**Dataset entries**:
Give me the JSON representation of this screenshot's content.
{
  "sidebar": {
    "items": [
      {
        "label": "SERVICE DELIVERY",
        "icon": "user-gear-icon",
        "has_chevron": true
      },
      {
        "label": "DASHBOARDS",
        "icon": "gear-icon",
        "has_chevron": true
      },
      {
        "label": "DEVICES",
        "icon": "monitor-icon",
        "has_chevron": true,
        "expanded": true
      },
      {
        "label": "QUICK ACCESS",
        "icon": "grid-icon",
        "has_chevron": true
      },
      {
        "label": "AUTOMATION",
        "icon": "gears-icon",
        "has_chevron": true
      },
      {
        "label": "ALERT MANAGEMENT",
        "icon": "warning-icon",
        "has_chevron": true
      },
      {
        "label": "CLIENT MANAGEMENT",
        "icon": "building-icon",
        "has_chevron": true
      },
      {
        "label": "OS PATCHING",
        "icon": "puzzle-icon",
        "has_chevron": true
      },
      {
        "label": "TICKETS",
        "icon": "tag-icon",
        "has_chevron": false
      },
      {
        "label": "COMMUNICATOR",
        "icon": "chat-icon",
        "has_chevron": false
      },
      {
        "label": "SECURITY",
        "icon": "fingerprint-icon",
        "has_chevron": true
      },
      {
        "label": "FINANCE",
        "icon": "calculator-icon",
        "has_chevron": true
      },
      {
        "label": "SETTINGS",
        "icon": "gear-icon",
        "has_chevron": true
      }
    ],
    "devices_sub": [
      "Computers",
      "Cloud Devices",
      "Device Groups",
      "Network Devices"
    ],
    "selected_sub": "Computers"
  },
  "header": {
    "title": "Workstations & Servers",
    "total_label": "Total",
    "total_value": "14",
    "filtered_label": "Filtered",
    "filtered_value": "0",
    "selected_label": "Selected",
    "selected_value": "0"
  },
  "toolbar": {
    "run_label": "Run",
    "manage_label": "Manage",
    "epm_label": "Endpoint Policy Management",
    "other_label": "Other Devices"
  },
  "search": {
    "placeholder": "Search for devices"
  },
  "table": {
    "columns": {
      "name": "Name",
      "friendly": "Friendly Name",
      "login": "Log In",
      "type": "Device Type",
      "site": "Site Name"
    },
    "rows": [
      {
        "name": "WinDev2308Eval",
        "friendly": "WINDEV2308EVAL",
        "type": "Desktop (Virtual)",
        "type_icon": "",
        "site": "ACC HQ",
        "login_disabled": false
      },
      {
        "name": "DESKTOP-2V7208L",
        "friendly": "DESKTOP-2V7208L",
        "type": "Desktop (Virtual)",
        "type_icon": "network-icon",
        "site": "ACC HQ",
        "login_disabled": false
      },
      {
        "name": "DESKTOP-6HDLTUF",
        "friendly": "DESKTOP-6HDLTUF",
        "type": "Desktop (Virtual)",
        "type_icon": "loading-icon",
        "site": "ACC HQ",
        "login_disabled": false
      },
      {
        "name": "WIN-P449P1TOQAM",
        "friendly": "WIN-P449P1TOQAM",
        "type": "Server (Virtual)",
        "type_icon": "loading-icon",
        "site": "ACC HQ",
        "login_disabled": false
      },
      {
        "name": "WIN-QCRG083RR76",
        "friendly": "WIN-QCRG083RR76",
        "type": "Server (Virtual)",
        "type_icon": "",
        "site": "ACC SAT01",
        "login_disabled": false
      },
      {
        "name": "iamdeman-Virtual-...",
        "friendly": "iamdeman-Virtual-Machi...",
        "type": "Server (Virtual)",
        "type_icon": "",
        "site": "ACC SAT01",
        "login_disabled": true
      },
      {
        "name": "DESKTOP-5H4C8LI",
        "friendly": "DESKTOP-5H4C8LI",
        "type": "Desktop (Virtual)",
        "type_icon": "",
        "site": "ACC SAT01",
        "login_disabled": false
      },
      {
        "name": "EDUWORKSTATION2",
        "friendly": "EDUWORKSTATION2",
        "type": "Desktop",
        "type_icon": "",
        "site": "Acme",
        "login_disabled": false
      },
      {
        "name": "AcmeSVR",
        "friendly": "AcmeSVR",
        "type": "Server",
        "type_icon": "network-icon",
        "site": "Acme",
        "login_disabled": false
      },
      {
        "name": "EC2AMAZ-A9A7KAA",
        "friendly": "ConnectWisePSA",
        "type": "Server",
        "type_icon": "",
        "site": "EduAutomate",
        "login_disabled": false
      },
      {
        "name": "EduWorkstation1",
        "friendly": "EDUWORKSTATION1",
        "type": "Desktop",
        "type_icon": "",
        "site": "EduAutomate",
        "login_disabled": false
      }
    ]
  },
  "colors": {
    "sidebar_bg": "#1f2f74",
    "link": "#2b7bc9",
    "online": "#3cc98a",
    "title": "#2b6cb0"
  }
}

**Written instruction**: Copy out the material above in its entirety. Every detail must match.

**Written response**:
Give me the JSON representation of this screenshot's content.
{
  "sidebar": {
    "items": [
      {
        "label": "SERVICE DELIVERY",
        "icon": "user-gear-icon",
        "has_chevron": true
      },
      {
        "label": "DASHBOARDS",
        "icon": "gear-icon",
        "has_chevron": true
      },
      {
        "label": "DEVICES",
        "icon": "monitor-icon",
        "has_chevron": true,
        "expanded": true
      },
      {
        "label": "QUICK ACCESS",
        "icon": "grid-icon",
        "has_chevron": true
      },
      {
        "label": "AUTOMATION",
        "icon": "gears-icon",
        "has_chevron": true
      },
      {
        "label": "ALERT MANAGEMENT",
        "icon": "warning-icon",
        "has_chevron": true
      },
      {
        "label": "CLIENT MANAGEMENT",
        "icon": "building-icon",
        "has_chevron": true
      },
      {
        "label": "OS PATCHING",
        "icon": "puzzle-icon",
        "has_chevron": true
      },
      {
        "label": "TICKETS",
        "icon": "tag-icon",
        "has_chevron": false
      },
      {
        "label": "COMMUNICATOR",
        "icon": "chat-icon",
        "has_chevron": false
      },
      {
        "label": "SECURITY",
        "icon": "fingerprint-icon",
        "has_chevron": true
      },
      {
        "label": "FINANCE",
        "icon": "calculator-icon",
        "has_chevron": true
      },
      {
        "label": "SETTINGS",
        "icon": "gear-icon",
        "has_chevron": true
      }
    ],
    "devices_sub": [
      "Computers",
      "Cloud Devices",
      "Device Groups",
      "Network Devices"
    ],
    "selected_sub": "Computers"
  },
  "header": {
    "title": "Workstations & Servers",
    "total_label": "Total",
    "total_value": "14",
    "filtered_label": "Filtered",
    "filtered_value": "0",
    "selected_label": "Selected",
    "selected_value": "0"
  },
  "toolbar": {
    "run_label": "Run",
    "manage_label": "Manage",
    "epm_label": "Endpoint Policy Management",
    "other_label": "Other Devices"
  },
  "search": {
    "placeholder": "Search for devices"
  },
  "table": {
    "columns": {
      "name": "Name",
      "friendly": "Friendly Name",
      "login": "Log In",
      "type": "Device Type",
      "site": "Site Name"
    },
    "rows": [
      {
        "name": "WinDev2308Eval",
        "friendly": "WINDEV2308EVAL",
        "type": "Desktop (Virtual)",
        "type_icon": "",
        "site": "ACC HQ",
        "login_disabled": false
      },
      {
        "name": "DESKTOP-2V7208L",
        "friendly": "DESKTOP-2V7208L",
        "type": "Desktop (Virtual)",
        "type_icon": "network-icon",
        "site": "ACC HQ",
        "login_disabled": false
      },
      {
        "name": "DESKTOP-6HDLTUF",
        "friendly": "DESKTOP-6HDLTUF",
        "type": "Desktop (Virtual)",
        "type_icon": "loading-icon",
        "site": "ACC HQ",
        "login_disabled": false
      },
      {
        "name": "WIN-P449P1TOQAM",
        "friendly": "WIN-P449P1TOQAM",
        "type": "Server (Virtual)",
        "type_icon": "loading-icon",
        "site": "ACC HQ",
        "login_disabled": false
      },
      {
        "name": "WIN-QCRG083RR76",
        "friendly": "WIN-QCRG083RR76",
        "type": "Server (Virtual)",
        "type_icon": "",
        "site": "ACC SAT01",
        "login_disabled": false
      },
      {
        "name": "iamdeman-Virtual-...",
        "friendly": "iamdeman-Virtual-Machi...",
        "type": "Server (Virtual)",
        "type_icon": "",
        "site": "ACC SAT01",
        "login_disabled": true
      },
      {
        "name": "DESKTOP-5H4C8LI",
        "friendly": "DESKTOP-5H4C8LI",
        "type": "Desktop (Virtual)",
        "type_icon": "",
        "site": "ACC SAT01",
        "login_disabled": false
      },
      {
        "name": "EDUWORKSTATION2",
        "friendly": "EDUWORKSTATION2",
        "type": "Desktop",
        "type_icon": "",
        "site": "Acme",
        "login_disabled": false
      },
      {
        "name": "AcmeSVR",
        "friendly": "AcmeSVR",
        "type": "Server",
        "type_icon": "network-icon",
        "site": "Acme",
        "login_disabled": false
      },
      {
        "name": "EC2AMAZ-A9A7KAA",
        "friendly": "ConnectWisePSA",
        "type": "Server",
        "type_icon": "",
        "site": "EduAutomate",
        "login_disabled": false
      },
      {
        "name": "EduWorkstation1",
        "friendly": "EDUWORKSTATION1",
        "type": "Desktop",
        "type_icon": "",
        "site": "EduAutomate",
        "login_disabled": false
      }
    ]
  },
  "colors": {
    "sidebar_bg": "#1f2f74",
    "link": "#2b7bc9",
    "online": "#3cc98a",
    "title": "#2b6cb0"
  }
}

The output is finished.